* What you should do
Repeat the material exactly, every line of it.

(Extracted data entries)
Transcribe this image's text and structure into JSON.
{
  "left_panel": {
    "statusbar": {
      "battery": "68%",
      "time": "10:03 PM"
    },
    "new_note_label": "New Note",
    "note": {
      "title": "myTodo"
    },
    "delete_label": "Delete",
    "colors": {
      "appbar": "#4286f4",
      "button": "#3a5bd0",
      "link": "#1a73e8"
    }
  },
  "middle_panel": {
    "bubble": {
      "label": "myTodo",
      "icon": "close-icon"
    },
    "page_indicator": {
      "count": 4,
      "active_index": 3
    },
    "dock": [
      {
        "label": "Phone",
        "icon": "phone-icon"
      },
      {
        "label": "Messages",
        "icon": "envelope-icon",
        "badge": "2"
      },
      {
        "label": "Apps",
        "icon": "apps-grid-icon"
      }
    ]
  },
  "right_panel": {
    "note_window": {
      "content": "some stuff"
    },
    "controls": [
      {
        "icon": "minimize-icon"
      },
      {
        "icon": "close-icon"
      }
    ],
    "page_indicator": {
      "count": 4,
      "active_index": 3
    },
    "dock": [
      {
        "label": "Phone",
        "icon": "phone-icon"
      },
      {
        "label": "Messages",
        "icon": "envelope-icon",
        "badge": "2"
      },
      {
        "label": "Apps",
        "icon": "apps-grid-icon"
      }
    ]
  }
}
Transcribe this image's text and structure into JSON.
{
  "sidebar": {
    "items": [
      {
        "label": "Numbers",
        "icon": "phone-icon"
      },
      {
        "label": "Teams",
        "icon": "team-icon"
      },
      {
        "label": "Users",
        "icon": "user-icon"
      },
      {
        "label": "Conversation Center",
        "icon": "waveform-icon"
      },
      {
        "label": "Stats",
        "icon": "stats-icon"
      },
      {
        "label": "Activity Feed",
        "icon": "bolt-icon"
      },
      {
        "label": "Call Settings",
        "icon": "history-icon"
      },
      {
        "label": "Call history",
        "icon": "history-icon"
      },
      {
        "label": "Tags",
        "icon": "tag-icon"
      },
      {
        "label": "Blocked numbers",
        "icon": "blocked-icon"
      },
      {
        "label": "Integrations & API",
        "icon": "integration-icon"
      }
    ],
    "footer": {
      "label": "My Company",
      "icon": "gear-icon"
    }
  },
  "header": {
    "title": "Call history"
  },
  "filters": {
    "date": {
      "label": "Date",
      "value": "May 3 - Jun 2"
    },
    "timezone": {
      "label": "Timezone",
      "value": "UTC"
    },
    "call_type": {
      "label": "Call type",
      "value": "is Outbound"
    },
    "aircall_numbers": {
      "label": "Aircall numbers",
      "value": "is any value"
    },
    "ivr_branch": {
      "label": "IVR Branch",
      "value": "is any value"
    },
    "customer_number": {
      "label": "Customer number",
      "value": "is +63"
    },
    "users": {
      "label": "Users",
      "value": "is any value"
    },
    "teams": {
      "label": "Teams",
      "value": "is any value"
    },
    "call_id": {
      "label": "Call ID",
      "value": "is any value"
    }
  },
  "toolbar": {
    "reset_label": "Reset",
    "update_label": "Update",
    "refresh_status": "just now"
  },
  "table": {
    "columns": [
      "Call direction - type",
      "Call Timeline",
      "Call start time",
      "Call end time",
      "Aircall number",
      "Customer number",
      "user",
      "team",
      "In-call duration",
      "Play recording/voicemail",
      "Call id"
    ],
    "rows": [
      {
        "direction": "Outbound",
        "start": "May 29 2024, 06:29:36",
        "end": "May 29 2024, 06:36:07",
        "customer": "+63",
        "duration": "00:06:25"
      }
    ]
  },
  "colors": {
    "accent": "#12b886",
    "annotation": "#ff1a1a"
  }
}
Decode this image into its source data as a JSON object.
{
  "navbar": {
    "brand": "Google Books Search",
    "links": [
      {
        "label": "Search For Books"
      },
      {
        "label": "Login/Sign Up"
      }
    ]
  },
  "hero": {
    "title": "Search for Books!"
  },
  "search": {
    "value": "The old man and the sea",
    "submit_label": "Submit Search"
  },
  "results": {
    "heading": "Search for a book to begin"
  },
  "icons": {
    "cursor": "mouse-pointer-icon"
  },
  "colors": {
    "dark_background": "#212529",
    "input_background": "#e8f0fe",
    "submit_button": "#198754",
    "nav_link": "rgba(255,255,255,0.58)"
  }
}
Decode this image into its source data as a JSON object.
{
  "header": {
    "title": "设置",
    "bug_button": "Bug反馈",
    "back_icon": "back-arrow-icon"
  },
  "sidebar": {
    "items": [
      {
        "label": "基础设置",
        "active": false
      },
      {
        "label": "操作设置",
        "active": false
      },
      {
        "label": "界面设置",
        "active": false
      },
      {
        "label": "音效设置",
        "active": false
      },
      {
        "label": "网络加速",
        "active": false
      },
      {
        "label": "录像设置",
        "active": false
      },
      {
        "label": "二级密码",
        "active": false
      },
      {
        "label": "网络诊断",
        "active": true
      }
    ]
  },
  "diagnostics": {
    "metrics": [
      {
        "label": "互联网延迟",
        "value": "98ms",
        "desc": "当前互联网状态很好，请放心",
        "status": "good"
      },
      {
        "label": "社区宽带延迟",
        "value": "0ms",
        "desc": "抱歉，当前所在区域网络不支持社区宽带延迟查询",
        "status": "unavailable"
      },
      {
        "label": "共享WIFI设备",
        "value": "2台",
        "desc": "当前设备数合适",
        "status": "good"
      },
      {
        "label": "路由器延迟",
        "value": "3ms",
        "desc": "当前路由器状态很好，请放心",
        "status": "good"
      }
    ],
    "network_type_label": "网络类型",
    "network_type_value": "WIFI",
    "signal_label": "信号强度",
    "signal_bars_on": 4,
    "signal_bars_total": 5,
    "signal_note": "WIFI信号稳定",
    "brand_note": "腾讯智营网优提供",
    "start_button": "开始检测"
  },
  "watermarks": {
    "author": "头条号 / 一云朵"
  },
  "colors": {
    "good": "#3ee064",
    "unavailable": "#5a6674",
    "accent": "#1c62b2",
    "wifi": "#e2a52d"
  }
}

* Worked answer
Transcribe this image's text and structure into JSON.
{
  "left_panel": {
    "statusbar": {
      "battery": "68%",
      "time": "10:03 PM"
    },
    "new_note_label": "New Note",
    "note": {
      "title": "myTodo"
    },
    "delete_label": "Delete",
    "colors": {
      "appbar": "#4286f4",
      "button": "#3a5bd0",
      "link": "#1a73e8"
    }
  },
  "middle_panel": {
    "bubble": {
      "label": "myTodo",
      "icon": "close-icon"
    },
    "page_indicator": {
      "count": 4,
      "active_index": 3
    },
    "dock": [
      {
        "label": "Phone",
        "icon": "phone-icon"
      },
      {
        "label": "Messages",
        "icon": "envelope-icon",
        "badge": "2"
      },
      {
        "label": "Apps",
        "icon": "apps-grid-icon"
      }
    ]
  },
  "right_panel": {
    "note_window": {
      "content": "some stuff"
    },
    "controls": [
      {
        "icon": "minimize-icon"
      },
      {
        "icon": "close-icon"
      }
    ],
    "page_indicator": {
      "count": 4,
      "active_index": 3
    },
    "dock": [
      {
        "label": "Phone",
        "icon": "phone-icon"
      },
      {
        "label": "Messages",
        "icon": "envelope-icon",
        "badge": "2"
      },
      {
        "label": "Apps",
        "icon": "apps-grid-icon"
      }
    ]
  }
}
Transcribe this image's text and structure into JSON.
{
  "sidebar": {
    "items": [
      {
        "label": "Numbers",
        "icon": "phone-icon"
      },
      {
        "label": "Teams",
        "icon": "team-icon"
      },
      {
        "label": "Users",
        "icon": "user-icon"
      },
      {
        "label": "Conversation Center",
        "icon": "waveform-icon"
      },
      {
        "label": "Stats",
        "icon": "stats-icon"
      },
      {
        "label": "Activity Feed",
        "icon": "bolt-icon"
      },
      {
        "label": "Call Settings",
        "icon": "history-icon"
      },
      {
        "label": "Call history",
        "icon": "history-icon"
      },
      {
        "label": "Tags",
        "icon": "tag-icon"
      },
      {
        "label": "Blocked numbers",
        "icon": "blocked-icon"
      },
      {
        "label": "Integrations & API",
        "icon": "integration-icon"
      }
    ],
    "footer": {
      "label": "My Company",
      "icon": "gear-icon"
    }
  },
  "header": {
    "title": "Call history"
  },
  "filters": {
    "date": {
      "label": "Date",
      "value": "May 3 - Jun 2"
    },
    "timezone": {
      "label": "Timezone",
      "value": "UTC"
    },
    "call_type": {
      "label": "Call type",
      "value": "is Outbound"
    },
    "aircall_numbers": {
      "label": "Aircall numbers",
      "value": "is any value"
    },
    "ivr_branch": {
      "label": "IVR Branch",
      "value": "is any value"
    },
    "customer_number": {
      "label": "Customer number",
      "value": "is +63"
    },
    "users": {
      "label": "Users",
      "value": "is any value"
    },
    "teams": {
      "label": "Teams",
      "value": "is any value"
    },
    "call_id": {
      "label": "Call ID",
      "value": "is any value"
    }
  },
  "toolbar": {
    "reset_label": "Reset",
    "update_label": "Update",
    "refresh_status": "just now"
  },
  "table": {
    "columns": [
      "Call direction - type",
      "Call Timeline",
      "Call start time",
      "Call end time",
      "Aircall number",
      "Customer number",
      "user",
      "team",
      "In-call duration",
      "Play recording/voicemail",
      "Call id"
    ],
    "rows": [
      {
        "direction": "Outbound",
        "start": "May 29 2024, 06:29:36",
        "end": "May 29 2024, 06:36:07",
        "customer": "+63",
        "duration": "00:06:25"
      }
    ]
  },
  "colors": {
    "accent": "#12b886",
    "annotation": "#ff1a1a"
  }
}
Decode this image into its source data as a JSON object.
{
  "navbar": {
    "brand": "Google Books Search",
    "links": [
      {
        "label": "Search For Books"
      },
      {
        "label": "Login/Sign Up"
      }
    ]
  },
  "hero": {
    "title": "Search for Books!"
  },
  "search": {
    "value": "The old man and the sea",
    "submit_label": "Submit Search"
  },
  "results": {
    "heading": "Search for a book to begin"
  },
  "icons": {
    "cursor": "mouse-pointer-icon"
  },
  "colors": {
    "dark_background": "#212529",
    "input_background": "#e8f0fe",
    "submit_button": "#198754",
    "nav_link": "rgba(255,255,255,0.58)"
  }
}
Decode this image into its source data as a JSON object.
{
  "header": {
    "title": "设置",
    "bug_button": "Bug反馈",
    "back_icon": "back-arrow-icon"
  },
  "sidebar": {
    "items": [
      {
        "label": "基础设置",
        "active": false
      },
      {
        "label": "操作设置",
        "active": false
      },
      {
        "label": "界面设置",
        "active": false
      },
      {
        "label": "音效设置",
        "active": false
      },
      {
        "label": "网络加速",
        "active": false
      },
      {
        "label": "录像设置",
        "active": false
      },
      {
        "label": "二级密码",
        "active": false
      },
      {
        "label": "网络诊断",
        "active": true
      }
    ]
  },
  "diagnostics": {
    "metrics": [
      {
        "label": "互联网延迟",
        "value": "98ms",
        "desc": "当前互联网状态很好，请放心",
        "status": "good"
      },
      {
        "label": "社区宽带延迟",
        "value": "0ms",
        "desc": "抱歉，当前所在区域网络不支持社区宽带延迟查询",
        "status": "unavailable"
      },
      {
        "label": "共享WIFI设备",
        "value": "2台",
        "desc": "当前设备数合适",
        "status": "good"
      },
      {
        "label": "路由器延迟",
        "value": "3ms",
        "desc": "当前路由器状态很好，请放心",
        "status": "good"
      }
    ],
    "network_type_label": "网络类型",
    "network_type_value": "WIFI",
    "signal_label": "信号强度",
    "signal_bars_on": 4,
    "signal_bars_total": 5,
    "signal_note": "WIFI信号稳定",
    "brand_note": "腾讯智营网优提供",
    "start_button": "开始检测"
  },
  "watermarks": {
    "author": "头条号 / 一云朵"
  },
  "colors": {
    "good": "#3ee064",
    "unavailable": "#5a6674",
    "accent": "#1c62b2",
    "wifi": "#e2a52d"
  }
}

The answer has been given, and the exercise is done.